### SELECTED TEXT
Mac: It doesn't make sense, robots and presents were not alive to begin with so- wait a minute.. you were the ghosts.

  • Pepper Ann features a twist on this story, in which the titular character is shown the true meaning of Valentine's Day. It plays out mostly the same as the original story, though the Ghost of Valentine's Day Future, rather than showing nobody caring about her death, shows her as an immortal robot CEO "with a heart of steel" who has banned all displays of love or affection.
  • The Jetsons did one with Mr. Spacely as Scrooge, George Jetson as Bob Cratchit, a dying Astro as Tiny Tim and robots as the ghosts (With the Ghost of Christmas Present being a package to make the pun). Mr. Spacely was even given a deceased business partner named Jacob Marsley. Mr. Spacely only decided to make nice out of self-interest, however. You see, since Astro had become ill from choking on a Spacely Sprocket, the Ghost of Christmas Yet To Come showed Mr. Spacely a future where the Jetsons had successfully sued him and gotten all his money. Of course, that's the only thing the Jetsons could sue him for. The origin of the plot was lampshaded when George, complaining about Spacely, commented that Scrooge was nice in comparison and that Spacely would end up scaring the ghosts away.

### RECORD EXTRACTS
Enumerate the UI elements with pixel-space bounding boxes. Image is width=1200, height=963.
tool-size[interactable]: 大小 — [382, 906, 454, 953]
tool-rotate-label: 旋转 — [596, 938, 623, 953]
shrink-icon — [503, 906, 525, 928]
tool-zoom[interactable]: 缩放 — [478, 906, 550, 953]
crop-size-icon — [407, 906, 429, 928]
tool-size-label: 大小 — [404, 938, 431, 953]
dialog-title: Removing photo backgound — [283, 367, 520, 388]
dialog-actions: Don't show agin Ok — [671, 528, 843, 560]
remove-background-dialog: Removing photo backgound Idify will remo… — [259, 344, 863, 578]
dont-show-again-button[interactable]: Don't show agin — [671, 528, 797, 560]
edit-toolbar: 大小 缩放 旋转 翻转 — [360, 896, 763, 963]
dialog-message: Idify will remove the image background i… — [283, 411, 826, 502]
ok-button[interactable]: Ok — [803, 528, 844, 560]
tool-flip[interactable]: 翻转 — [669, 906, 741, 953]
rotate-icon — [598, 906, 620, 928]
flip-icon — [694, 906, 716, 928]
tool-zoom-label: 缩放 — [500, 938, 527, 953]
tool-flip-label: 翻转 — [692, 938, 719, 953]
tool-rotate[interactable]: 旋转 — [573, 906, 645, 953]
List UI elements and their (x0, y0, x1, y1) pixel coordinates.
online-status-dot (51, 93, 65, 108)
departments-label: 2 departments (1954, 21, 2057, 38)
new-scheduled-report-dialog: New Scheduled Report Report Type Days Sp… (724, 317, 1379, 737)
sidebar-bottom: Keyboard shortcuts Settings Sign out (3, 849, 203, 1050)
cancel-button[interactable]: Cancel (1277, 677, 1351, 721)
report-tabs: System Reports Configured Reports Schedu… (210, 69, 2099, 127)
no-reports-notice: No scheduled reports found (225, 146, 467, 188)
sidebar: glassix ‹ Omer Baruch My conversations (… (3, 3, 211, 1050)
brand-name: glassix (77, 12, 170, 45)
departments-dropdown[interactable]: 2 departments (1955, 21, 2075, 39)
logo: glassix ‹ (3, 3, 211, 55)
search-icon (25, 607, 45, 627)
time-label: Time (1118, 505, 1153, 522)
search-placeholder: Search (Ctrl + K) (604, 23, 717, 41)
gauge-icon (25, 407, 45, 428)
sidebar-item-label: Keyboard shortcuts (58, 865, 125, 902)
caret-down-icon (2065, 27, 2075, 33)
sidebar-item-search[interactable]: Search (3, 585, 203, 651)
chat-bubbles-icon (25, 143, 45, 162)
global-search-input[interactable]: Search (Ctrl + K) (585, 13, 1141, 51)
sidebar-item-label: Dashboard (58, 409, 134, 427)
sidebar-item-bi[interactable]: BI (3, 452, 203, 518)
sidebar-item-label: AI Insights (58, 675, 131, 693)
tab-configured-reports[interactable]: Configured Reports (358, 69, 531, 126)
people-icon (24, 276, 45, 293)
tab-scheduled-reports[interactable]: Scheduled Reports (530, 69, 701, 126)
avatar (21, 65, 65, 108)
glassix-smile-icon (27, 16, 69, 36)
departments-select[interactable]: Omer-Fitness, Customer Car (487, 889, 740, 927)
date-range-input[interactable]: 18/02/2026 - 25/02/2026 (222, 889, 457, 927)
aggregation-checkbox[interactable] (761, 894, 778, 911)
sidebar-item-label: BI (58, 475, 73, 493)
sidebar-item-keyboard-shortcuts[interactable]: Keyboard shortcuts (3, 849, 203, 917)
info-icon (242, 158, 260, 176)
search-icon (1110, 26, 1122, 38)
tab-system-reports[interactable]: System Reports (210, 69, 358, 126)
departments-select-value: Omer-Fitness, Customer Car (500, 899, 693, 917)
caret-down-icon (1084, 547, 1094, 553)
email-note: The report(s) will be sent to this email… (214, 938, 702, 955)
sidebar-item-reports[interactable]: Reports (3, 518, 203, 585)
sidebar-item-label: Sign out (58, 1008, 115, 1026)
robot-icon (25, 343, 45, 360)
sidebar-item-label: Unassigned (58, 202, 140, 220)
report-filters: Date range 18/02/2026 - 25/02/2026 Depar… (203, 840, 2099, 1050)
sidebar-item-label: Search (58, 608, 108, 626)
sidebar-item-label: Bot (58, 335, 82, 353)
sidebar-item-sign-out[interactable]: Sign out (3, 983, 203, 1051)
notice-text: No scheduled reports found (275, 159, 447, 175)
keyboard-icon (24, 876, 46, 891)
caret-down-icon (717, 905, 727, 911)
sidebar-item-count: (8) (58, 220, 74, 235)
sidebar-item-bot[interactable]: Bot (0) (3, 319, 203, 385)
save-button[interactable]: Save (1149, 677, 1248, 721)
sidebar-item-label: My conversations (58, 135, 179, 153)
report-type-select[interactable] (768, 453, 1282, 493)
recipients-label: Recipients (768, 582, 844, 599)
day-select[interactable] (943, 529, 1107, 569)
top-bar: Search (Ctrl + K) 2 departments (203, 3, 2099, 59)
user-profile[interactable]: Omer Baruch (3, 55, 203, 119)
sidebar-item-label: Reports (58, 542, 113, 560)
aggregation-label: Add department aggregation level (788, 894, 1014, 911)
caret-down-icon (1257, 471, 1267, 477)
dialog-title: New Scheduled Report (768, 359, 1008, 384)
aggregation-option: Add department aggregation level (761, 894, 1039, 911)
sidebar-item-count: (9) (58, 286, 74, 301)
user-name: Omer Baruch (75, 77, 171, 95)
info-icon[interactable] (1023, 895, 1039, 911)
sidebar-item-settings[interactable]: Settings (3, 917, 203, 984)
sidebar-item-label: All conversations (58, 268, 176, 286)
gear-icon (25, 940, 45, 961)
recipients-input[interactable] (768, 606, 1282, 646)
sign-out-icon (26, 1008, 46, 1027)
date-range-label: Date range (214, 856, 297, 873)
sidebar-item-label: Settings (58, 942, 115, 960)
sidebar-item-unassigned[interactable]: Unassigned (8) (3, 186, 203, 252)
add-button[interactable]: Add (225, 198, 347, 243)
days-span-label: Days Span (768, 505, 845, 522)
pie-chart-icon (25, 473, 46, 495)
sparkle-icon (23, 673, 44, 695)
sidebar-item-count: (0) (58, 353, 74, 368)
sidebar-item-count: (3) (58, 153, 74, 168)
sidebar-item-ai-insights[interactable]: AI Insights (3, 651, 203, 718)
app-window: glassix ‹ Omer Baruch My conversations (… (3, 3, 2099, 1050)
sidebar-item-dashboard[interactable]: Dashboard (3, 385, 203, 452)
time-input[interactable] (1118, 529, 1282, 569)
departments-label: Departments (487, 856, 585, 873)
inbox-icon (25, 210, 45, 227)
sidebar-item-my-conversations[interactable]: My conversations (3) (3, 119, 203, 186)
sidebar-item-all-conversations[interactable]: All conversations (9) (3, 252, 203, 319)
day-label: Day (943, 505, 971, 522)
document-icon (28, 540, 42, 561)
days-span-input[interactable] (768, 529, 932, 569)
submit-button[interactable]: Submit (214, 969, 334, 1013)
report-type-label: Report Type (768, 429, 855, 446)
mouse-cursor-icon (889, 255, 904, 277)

### TASKS
1. From the excerpt about cartoon takes on A Christmas Carol, extract everything from "Mac: It doesn't" down to "love or affection.".
2. Continue the excerpt about cartoon takes on A Christmas Carol from its last sentence.
You won't need the records for any of this.

### ANSWERS IN ORDER
1.
Mac: It doesn't make sense, robots and presents were not alive to begin with so- wait a minute.. you were the ghosts.

  • Pepper Ann features a twist on this story, in which the titular character is shown the true meaning of Valentine's Day. It plays out mostly the same as the original story, though the Ghost of Valentine's Day Future, rather than showing nobody caring about her death, shows her as an immortal robot CEO "with a heart of steel" who has banned all displays of love or affection.

2.
  • Inverted in Peter Pan and The Pirates. Captain Hook gets the treatment, and is suitably appalled at what the future holds: When he dies, he's entirely forgotten; even Peter doesn't remember him. So, Hook resolves to change his ways: He'll be even worse, and drive himself so firmly into Peter's head that he'll never be forgotten.
  • A variation on the theme appears in the Christmas episode of Back to The Future The Animated Series, where Doc and family, plus Marty, travel back to 19th century England during Christmastime to escape some nasty summer heat. One of the B plots of the episode features Ebiffneezer Tannen, who forecloses on the owners of a toy shop the main characters met in the beginning and sends them to debtors' prison. Clara, who was in the shop at the time and refused Ebiffneezer's advances, is sent too. Marty, attempting to break Clara out, is told Ebiffneezer is a real "Scrooge," which inspires him to pull the Ghost act on the Tannen. Ebiffneezer is a hard sell, though—even after seeing stuff that "would make the Terminator cry," he refuses to change. It's only through Marty dropping and accidentally activating a projection movie system that he was watching on his hoverboard at the beginning of the episode that Ebiffneezer is inspired to change—the Tannen is terrified by the Godzilla movie and swears to be good. The episode may be unique in having the lesson also not STICK—Ebiffneezer reverts near-immediately to his nasty self once he sees Marty at the end and realizes he's not a ghost. There's an amusing bit of lampshading when Marty first appears as the ghost—Ebiffneezer asks him if he's "Past, Present, or Future," and Marty, being a time traveler, admits to being all three.
  • The 2008 version of George of the Jungle inverts this when George is introduced to his first Christmas ever and likes it so much he tries to make every day Christmas. The three ghosts (or goats, when George misunderstands the word) then attempt to show George how horrible his life will be unless he stops celebrating Christmas. Additionally, since it was George's first Christmas, the "Goat" of Christmas Past is forced to make up a past Christmas from scratch.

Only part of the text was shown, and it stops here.